● Description of the task: Make an exact copy of the lines, leaving the pictures out.

· · · · ·

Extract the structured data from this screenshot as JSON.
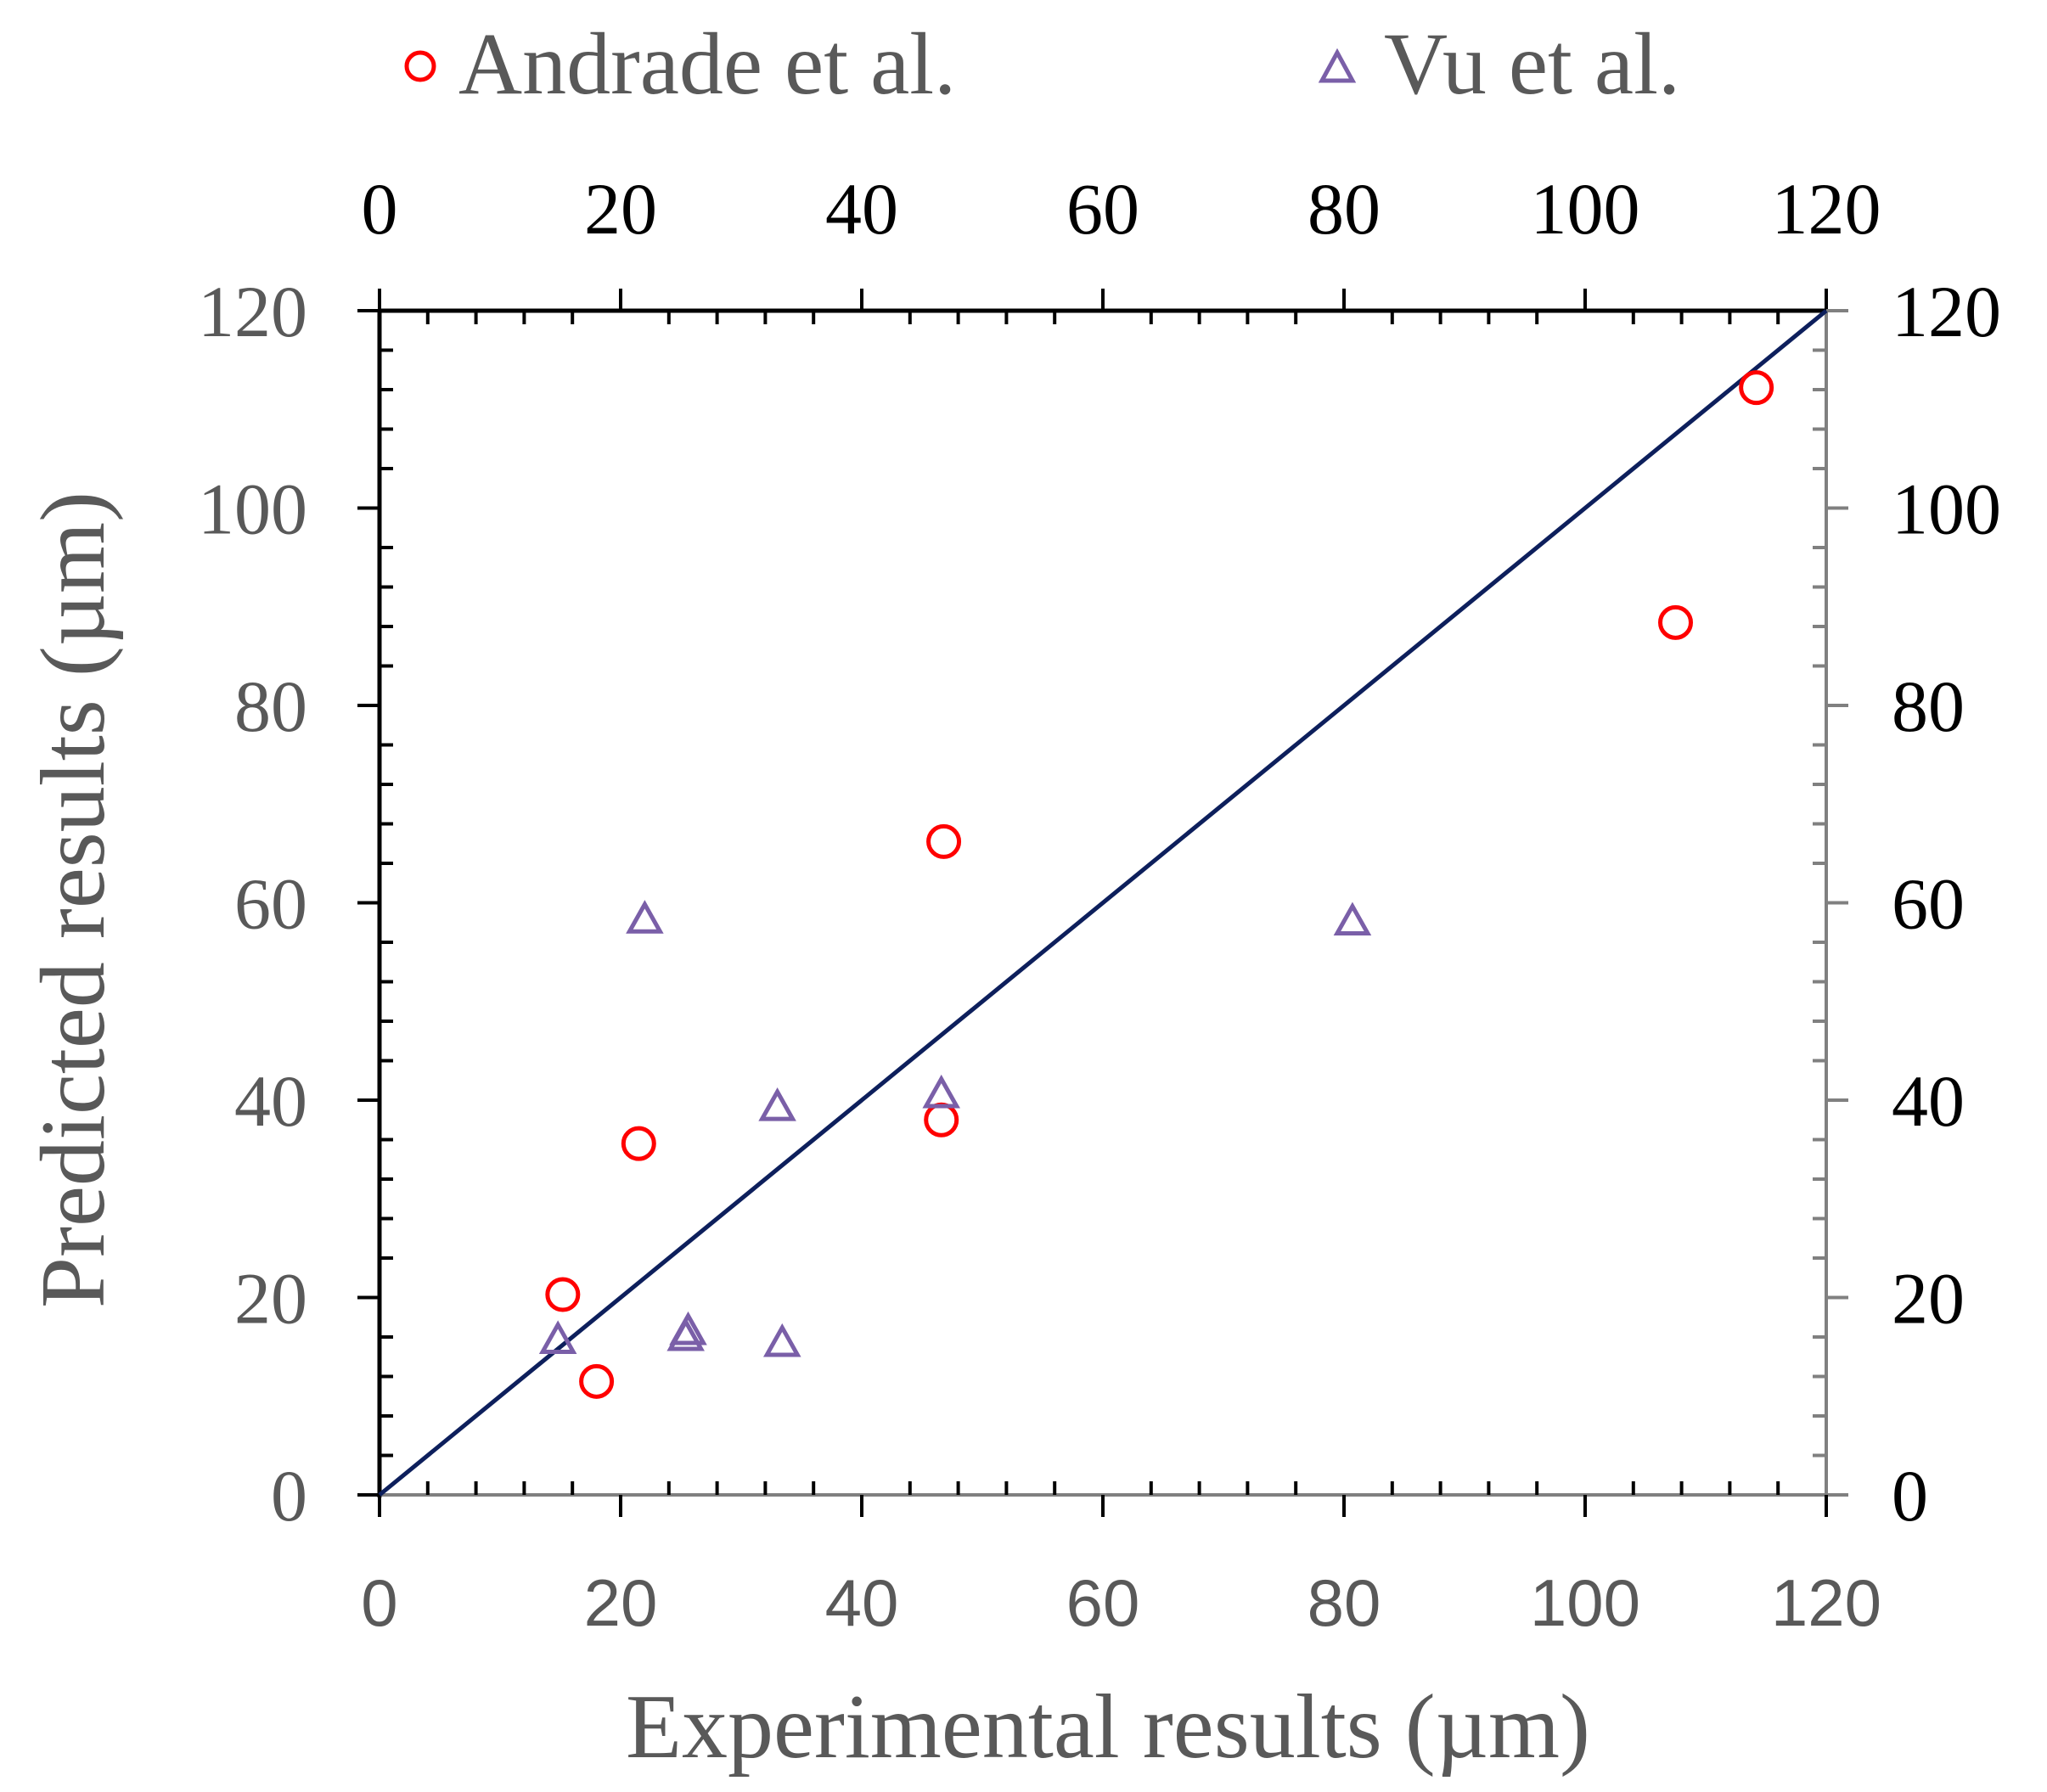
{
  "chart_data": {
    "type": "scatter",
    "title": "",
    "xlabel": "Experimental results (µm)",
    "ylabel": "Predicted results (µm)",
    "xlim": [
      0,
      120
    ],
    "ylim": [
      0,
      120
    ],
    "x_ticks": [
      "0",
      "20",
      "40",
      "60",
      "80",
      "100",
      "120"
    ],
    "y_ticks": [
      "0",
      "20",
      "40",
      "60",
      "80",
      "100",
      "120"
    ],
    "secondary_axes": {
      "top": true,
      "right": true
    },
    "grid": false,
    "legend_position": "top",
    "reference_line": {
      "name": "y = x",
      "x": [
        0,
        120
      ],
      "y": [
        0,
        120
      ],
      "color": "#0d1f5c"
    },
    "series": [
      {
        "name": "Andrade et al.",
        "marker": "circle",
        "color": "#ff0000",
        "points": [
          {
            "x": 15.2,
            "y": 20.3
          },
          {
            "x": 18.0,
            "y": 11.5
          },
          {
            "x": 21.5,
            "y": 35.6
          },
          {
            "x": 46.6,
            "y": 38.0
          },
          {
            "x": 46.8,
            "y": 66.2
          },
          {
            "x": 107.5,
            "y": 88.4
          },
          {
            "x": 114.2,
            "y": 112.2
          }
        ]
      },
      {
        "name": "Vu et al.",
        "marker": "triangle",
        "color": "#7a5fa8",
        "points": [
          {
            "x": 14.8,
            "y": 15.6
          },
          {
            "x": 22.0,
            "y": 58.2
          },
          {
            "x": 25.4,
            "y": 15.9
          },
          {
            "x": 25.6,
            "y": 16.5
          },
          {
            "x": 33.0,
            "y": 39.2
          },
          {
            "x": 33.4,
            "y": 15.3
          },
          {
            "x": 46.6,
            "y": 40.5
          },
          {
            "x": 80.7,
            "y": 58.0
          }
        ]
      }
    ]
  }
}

· · · · ·

● Task output:
Extract the structured data from this screenshot as JSON.
{
  "chart_data": {
    "type": "scatter",
    "title": "",
    "xlabel": "Experimental results (µm)",
    "ylabel": "Predicted results (µm)",
    "xlim": [
      0,
      120
    ],
    "ylim": [
      0,
      120
    ],
    "x_ticks": [
      "0",
      "20",
      "40",
      "60",
      "80",
      "100",
      "120"
    ],
    "y_ticks": [
      "0",
      "20",
      "40",
      "60",
      "80",
      "100",
      "120"
    ],
    "secondary_axes": {
      "top": true,
      "right": true
    },
    "grid": false,
    "legend_position": "top",
    "reference_line": {
      "name": "y = x",
      "x": [
        0,
        120
      ],
      "y": [
        0,
        120
      ],
      "color": "#0d1f5c"
    },
    "series": [
      {
        "name": "Andrade et al.",
        "marker": "circle",
        "color": "#ff0000",
        "points": [
          {
            "x": 15.2,
            "y": 20.3
          },
          {
            "x": 18.0,
            "y": 11.5
          },
          {
            "x": 21.5,
            "y": 35.6
          },
          {
            "x": 46.6,
            "y": 38.0
          },
          {
            "x": 46.8,
            "y": 66.2
          },
          {
            "x": 107.5,
            "y": 88.4
          },
          {
            "x": 114.2,
            "y": 112.2
          }
        ]
      },
      {
        "name": "Vu et al.",
        "marker": "triangle",
        "color": "#7a5fa8",
        "points": [
          {
            "x": 14.8,
            "y": 15.6
          },
          {
            "x": 22.0,
            "y": 58.2
          },
          {
            "x": 25.4,
            "y": 15.9
          },
          {
            "x": 25.6,
            "y": 16.5
          },
          {
            "x": 33.0,
            "y": 39.2
          },
          {
            "x": 33.4,
            "y": 15.3
          },
          {
            "x": 46.6,
            "y": 40.5
          },
          {
            "x": 80.7,
            "y": 58.0
          }
        ]
      }
    ]
  }
}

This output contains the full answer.